→ **What you need to do**:
Count lines holding the word "Applications". Only the number is wanted.

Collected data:

>> start

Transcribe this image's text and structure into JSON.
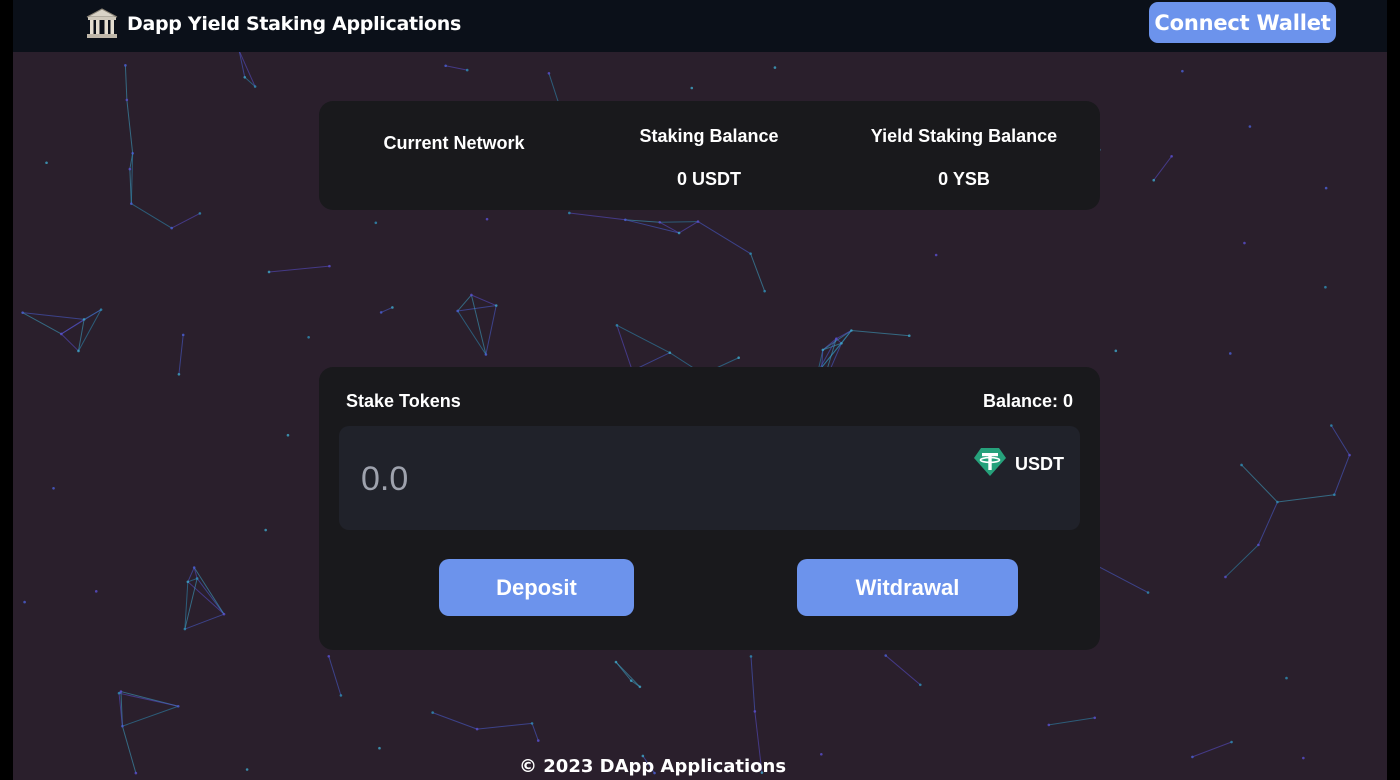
{
  "header": {
    "brand_icon": "bank-building-icon",
    "title": "Dapp Yield Staking Applications",
    "connect_label": "Connect Wallet"
  },
  "stats": {
    "network_label": "Current Network",
    "network_value": "",
    "staking_label": "Staking Balance",
    "staking_value": "0 USDT",
    "yield_label": "Yield Staking Balance",
    "yield_value": "0 YSB"
  },
  "stake": {
    "title": "Stake Tokens",
    "balance": "Balance: 0",
    "amount_placeholder": "0.0",
    "token_icon": "tether-usdt-icon",
    "token": "USDT",
    "deposit_label": "Deposit",
    "withdraw_label": "Witdrawal"
  },
  "footer": {
    "text": "© 2023 DApp Applications"
  },
  "colors": {
    "background": "#2a1f2c",
    "topbar": "#0b1019",
    "card": "#19191c",
    "input": "#20222a",
    "accent": "#6c93ec",
    "tether": "#26a17b"
  }
}
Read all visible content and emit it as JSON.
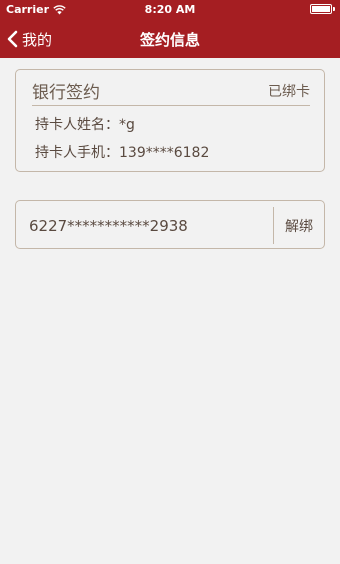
{
  "status_bar": {
    "carrier": "Carrier",
    "time": "8:20 AM"
  },
  "nav": {
    "back_label": "我的",
    "title": "签约信息"
  },
  "bank_card": {
    "title": "银行签约",
    "status": "已绑卡",
    "holder_name_label": "持卡人姓名：",
    "holder_name_value": "*g",
    "holder_phone_label": "持卡人手机：",
    "holder_phone_value": "139****6182"
  },
  "account": {
    "number": "6227***********2938",
    "unbind_label": "解绑"
  },
  "colors": {
    "brand_red": "#a51e22",
    "border": "#c4b7a9",
    "background": "#f2f2f2"
  }
}
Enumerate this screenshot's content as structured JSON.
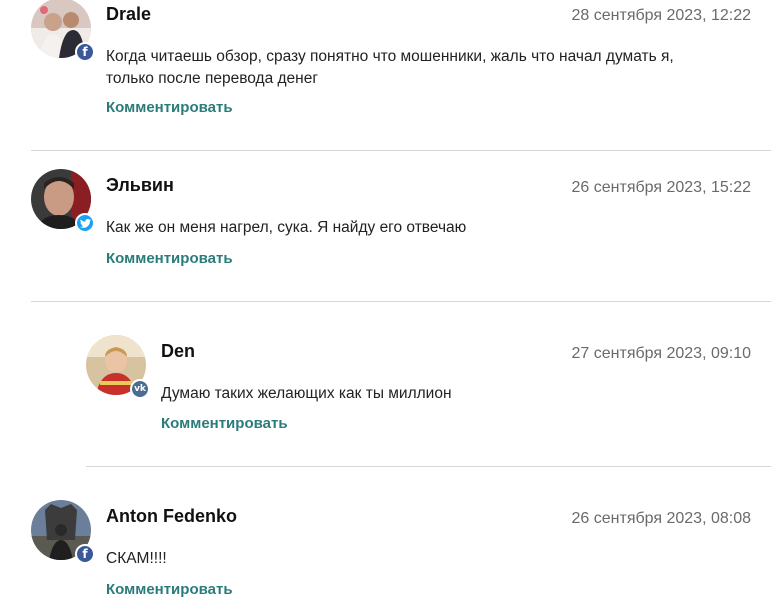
{
  "comments": [
    {
      "author": "Drale",
      "date": "28 сентября 2023, 12:22",
      "text_line1": "Когда читаешь обзор, сразу понятно что мошенники, жаль что начал думать я,",
      "text_line2": "только после перевода денег",
      "reply_label": "Комментировать",
      "social": "facebook",
      "social_color": "#3b5998"
    },
    {
      "author": "Эльвин",
      "date": "26 сентября 2023, 15:22",
      "text_line1": "Как же он меня нагрел, сука. Я найду его отвечаю",
      "reply_label": "Комментировать",
      "social": "twitter",
      "social_color": "#1da1f2"
    },
    {
      "author": "Den",
      "date": "27 сентября 2023, 09:10",
      "text_line1": "Думаю таких желающих как ты миллион",
      "reply_label": "Комментировать",
      "social": "vk",
      "social_color": "#4c6c91",
      "nested": true
    },
    {
      "author": "Anton Fedenko",
      "date": "26 сентября 2023, 08:08",
      "text_line1": "СКАМ!!!!",
      "reply_label": "Комментировать",
      "social": "facebook",
      "social_color": "#3b5998"
    }
  ],
  "colors": {
    "link": "#2a7c7a",
    "date": "#6a6a6a",
    "divider": "#d6d6d6"
  }
}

>> end

→ **Finished task**:
2